*** ENTRIES SUPPLIED ***

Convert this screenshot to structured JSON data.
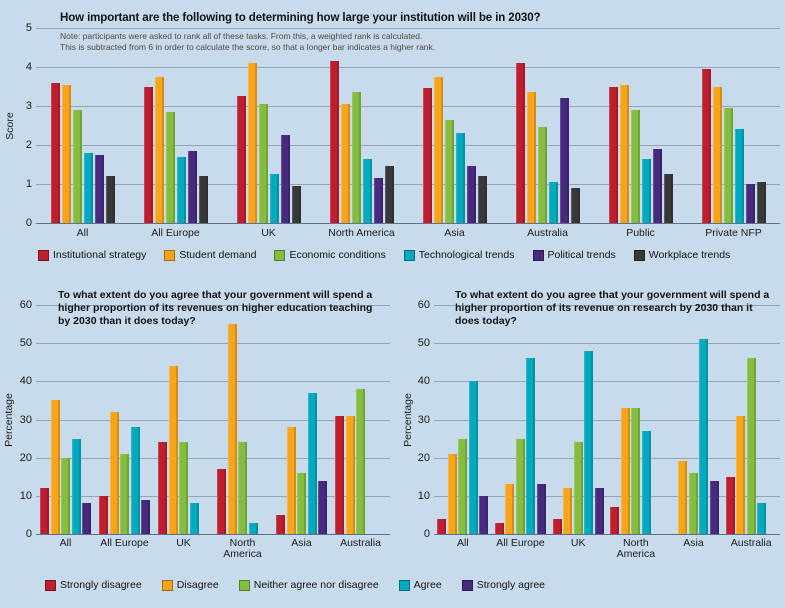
{
  "colors": {
    "background": "#c8dbec",
    "text": "#121212",
    "note_text": "#53453f",
    "gridline": "#95a3b8",
    "axis_line": "#60708a"
  },
  "chart_data": [
    {
      "type": "bar",
      "title": "How important are the following to determining how large your institution will be in 2030?",
      "note_lines": [
        "Note: participants were asked to rank all of these tasks. From this, a weighted rank is calculated.",
        "This is subtracted from 6 in order to calculate the score, so that a longer bar indicates a higher rank."
      ],
      "ylabel": "Score",
      "ylim": [
        0,
        5
      ],
      "ytick_step": 1,
      "grid": true,
      "legend_position": "bottom",
      "categories": [
        "All",
        "All Europe",
        "UK",
        "North America",
        "Asia",
        "Australia",
        "Public",
        "Private NFP"
      ],
      "series": [
        {
          "name": "Institutional strategy",
          "color": "#bf1e2e",
          "values": [
            3.6,
            3.5,
            3.25,
            4.15,
            3.45,
            4.1,
            3.5,
            3.95
          ]
        },
        {
          "name": "Student demand",
          "color": "#f9a51b",
          "values": [
            3.55,
            3.75,
            4.1,
            3.05,
            3.75,
            3.35,
            3.55,
            3.5
          ]
        },
        {
          "name": "Economic conditions",
          "color": "#84bd3f",
          "values": [
            2.9,
            2.85,
            3.05,
            3.35,
            2.65,
            2.45,
            2.9,
            2.95
          ]
        },
        {
          "name": "Technological trends",
          "color": "#00a9bd",
          "values": [
            1.8,
            1.7,
            1.25,
            1.65,
            2.3,
            1.05,
            1.65,
            2.4
          ]
        },
        {
          "name": "Political trends",
          "color": "#47297e",
          "values": [
            1.75,
            1.85,
            2.25,
            1.15,
            1.45,
            3.2,
            1.9,
            1.0
          ]
        },
        {
          "name": "Workplace trends",
          "color": "#383838",
          "values": [
            1.2,
            1.2,
            0.95,
            1.45,
            1.2,
            0.9,
            1.25,
            1.05
          ]
        }
      ]
    },
    {
      "type": "bar",
      "title": "To what extent do you agree that your government will spend a higher proportion of its revenues on higher education teaching by 2030 than it does today?",
      "ylabel": "Percentage",
      "ylim": [
        0,
        60
      ],
      "ytick_step": 10,
      "grid": true,
      "legend_position": "bottom",
      "categories": [
        "All",
        "All Europe",
        "UK",
        "North America",
        "Asia",
        "Australia"
      ],
      "series": [
        {
          "name": "Strongly disagree",
          "color": "#bf1e2e",
          "values": [
            12,
            10,
            24,
            17,
            5,
            31
          ]
        },
        {
          "name": "Disagree",
          "color": "#f9a51b",
          "values": [
            35,
            32,
            44,
            55,
            28,
            31
          ]
        },
        {
          "name": "Neither agree nor disagree",
          "color": "#84bd3f",
          "values": [
            20,
            21,
            24,
            24,
            16,
            38
          ]
        },
        {
          "name": "Agree",
          "color": "#00a9bd",
          "values": [
            25,
            28,
            8,
            3,
            37,
            0
          ]
        },
        {
          "name": "Strongly agree",
          "color": "#47297e",
          "values": [
            8,
            9,
            0,
            0,
            14,
            0
          ]
        }
      ]
    },
    {
      "type": "bar",
      "title": "To what extent do you agree that your government will spend a higher proportion of its revenue on research by 2030 than it does today?",
      "ylabel": "Percentage",
      "ylim": [
        0,
        60
      ],
      "ytick_step": 10,
      "grid": true,
      "legend_position": "bottom",
      "categories": [
        "All",
        "All Europe",
        "UK",
        "North America",
        "Asia",
        "Australia"
      ],
      "series": [
        {
          "name": "Strongly disagree",
          "color": "#bf1e2e",
          "values": [
            4,
            3,
            4,
            7,
            0,
            15
          ]
        },
        {
          "name": "Disagree",
          "color": "#f9a51b",
          "values": [
            21,
            13,
            12,
            33,
            19,
            31
          ]
        },
        {
          "name": "Neither agree nor disagree",
          "color": "#84bd3f",
          "values": [
            25,
            25,
            24,
            33,
            16,
            46
          ]
        },
        {
          "name": "Agree",
          "color": "#00a9bd",
          "values": [
            40,
            46,
            48,
            27,
            51,
            8
          ]
        },
        {
          "name": "Strongly agree",
          "color": "#47297e",
          "values": [
            10,
            13,
            12,
            0,
            14,
            0
          ]
        }
      ]
    }
  ]
}
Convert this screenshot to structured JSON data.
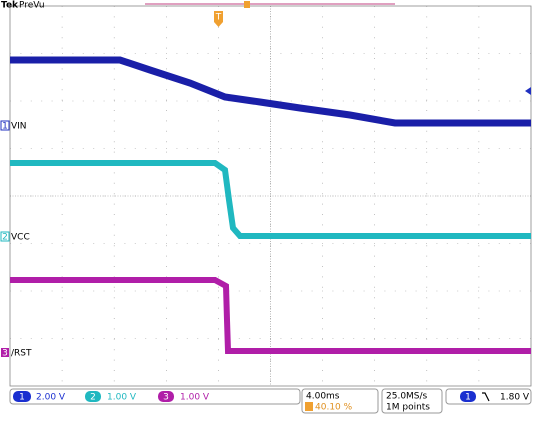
{
  "header": {
    "brand": "Tek",
    "mode": "PreVu",
    "trigger_marker": "T"
  },
  "channels": [
    {
      "number": "1",
      "label": "VIN",
      "scale": "2.00 V"
    },
    {
      "number": "2",
      "label": "VCC",
      "scale": "1.00 V"
    },
    {
      "number": "3",
      "label": "/RST",
      "scale": "1.00 V"
    }
  ],
  "timebase": {
    "scale": "4.00ms",
    "position": "40.10 %"
  },
  "acquisition": {
    "rate": "25.0MS/s",
    "length": "1M points"
  },
  "trigger": {
    "source": "1",
    "level": "1.80 V"
  }
}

***

Repeat the records above verbatim, with no pictures in the result.

CORRECT RESULT →
Convert this screenshot to structured JSON data.
{
  "colors": {
    "background": "#c8dbec",
    "text": "#121212",
    "note_text": "#53453f",
    "gridline": "#95a3b8",
    "axis_line": "#60708a"
  },
  "chart_data": [
    {
      "type": "bar",
      "title": "How important are the following to determining how large your institution will be in 2030?",
      "note_lines": [
        "Note: participants were asked to rank all of these tasks. From this, a weighted rank is calculated.",
        "This is subtracted from 6 in order to calculate the score, so that a longer bar indicates a higher rank."
      ],
      "ylabel": "Score",
      "ylim": [
        0,
        5
      ],
      "ytick_step": 1,
      "grid": true,
      "legend_position": "bottom",
      "categories": [
        "All",
        "All Europe",
        "UK",
        "North America",
        "Asia",
        "Australia",
        "Public",
        "Private NFP"
      ],
      "series": [
        {
          "name": "Institutional strategy",
          "color": "#bf1e2e",
          "values": [
            3.6,
            3.5,
            3.25,
            4.15,
            3.45,
            4.1,
            3.5,
            3.95
          ]
        },
        {
          "name": "Student demand",
          "color": "#f9a51b",
          "values": [
            3.55,
            3.75,
            4.1,
            3.05,
            3.75,
            3.35,
            3.55,
            3.5
          ]
        },
        {
          "name": "Economic conditions",
          "color": "#84bd3f",
          "values": [
            2.9,
            2.85,
            3.05,
            3.35,
            2.65,
            2.45,
            2.9,
            2.95
          ]
        },
        {
          "name": "Technological trends",
          "color": "#00a9bd",
          "values": [
            1.8,
            1.7,
            1.25,
            1.65,
            2.3,
            1.05,
            1.65,
            2.4
          ]
        },
        {
          "name": "Political trends",
          "color": "#47297e",
          "values": [
            1.75,
            1.85,
            2.25,
            1.15,
            1.45,
            3.2,
            1.9,
            1.0
          ]
        },
        {
          "name": "Workplace trends",
          "color": "#383838",
          "values": [
            1.2,
            1.2,
            0.95,
            1.45,
            1.2,
            0.9,
            1.25,
            1.05
          ]
        }
      ]
    },
    {
      "type": "bar",
      "title": "To what extent do you agree that your government will spend a higher proportion of its revenues on higher education teaching by 2030 than it does today?",
      "ylabel": "Percentage",
      "ylim": [
        0,
        60
      ],
      "ytick_step": 10,
      "grid": true,
      "legend_position": "bottom",
      "categories": [
        "All",
        "All Europe",
        "UK",
        "North America",
        "Asia",
        "Australia"
      ],
      "series": [
        {
          "name": "Strongly disagree",
          "color": "#bf1e2e",
          "values": [
            12,
            10,
            24,
            17,
            5,
            31
          ]
        },
        {
          "name": "Disagree",
          "color": "#f9a51b",
          "values": [
            35,
            32,
            44,
            55,
            28,
            31
          ]
        },
        {
          "name": "Neither agree nor disagree",
          "color": "#84bd3f",
          "values": [
            20,
            21,
            24,
            24,
            16,
            38
          ]
        },
        {
          "name": "Agree",
          "color": "#00a9bd",
          "values": [
            25,
            28,
            8,
            3,
            37,
            0
          ]
        },
        {
          "name": "Strongly agree",
          "color": "#47297e",
          "values": [
            8,
            9,
            0,
            0,
            14,
            0
          ]
        }
      ]
    },
    {
      "type": "bar",
      "title": "To what extent do you agree that your government will spend a higher proportion of its revenue on research by 2030 than it does today?",
      "ylabel": "Percentage",
      "ylim": [
        0,
        60
      ],
      "ytick_step": 10,
      "grid": true,
      "legend_position": "bottom",
      "categories": [
        "All",
        "All Europe",
        "UK",
        "North America",
        "Asia",
        "Australia"
      ],
      "series": [
        {
          "name": "Strongly disagree",
          "color": "#bf1e2e",
          "values": [
            4,
            3,
            4,
            7,
            0,
            15
          ]
        },
        {
          "name": "Disagree",
          "color": "#f9a51b",
          "values": [
            21,
            13,
            12,
            33,
            19,
            31
          ]
        },
        {
          "name": "Neither agree nor disagree",
          "color": "#84bd3f",
          "values": [
            25,
            25,
            24,
            33,
            16,
            46
          ]
        },
        {
          "name": "Agree",
          "color": "#00a9bd",
          "values": [
            40,
            46,
            48,
            27,
            51,
            8
          ]
        },
        {
          "name": "Strongly agree",
          "color": "#47297e",
          "values": [
            10,
            13,
            12,
            0,
            14,
            0
          ]
        }
      ]
    }
  ]
}
Convert this screenshot to structured JSON data.
{
  "header": {
    "brand": "Tek",
    "mode": "PreVu",
    "trigger_marker": "T"
  },
  "channels": [
    {
      "number": "1",
      "label": "VIN",
      "scale": "2.00 V"
    },
    {
      "number": "2",
      "label": "VCC",
      "scale": "1.00 V"
    },
    {
      "number": "3",
      "label": "/RST",
      "scale": "1.00 V"
    }
  ],
  "timebase": {
    "scale": "4.00ms",
    "position": "40.10 %"
  },
  "acquisition": {
    "rate": "25.0MS/s",
    "length": "1M points"
  },
  "trigger": {
    "source": "1",
    "level": "1.80 V"
  }
}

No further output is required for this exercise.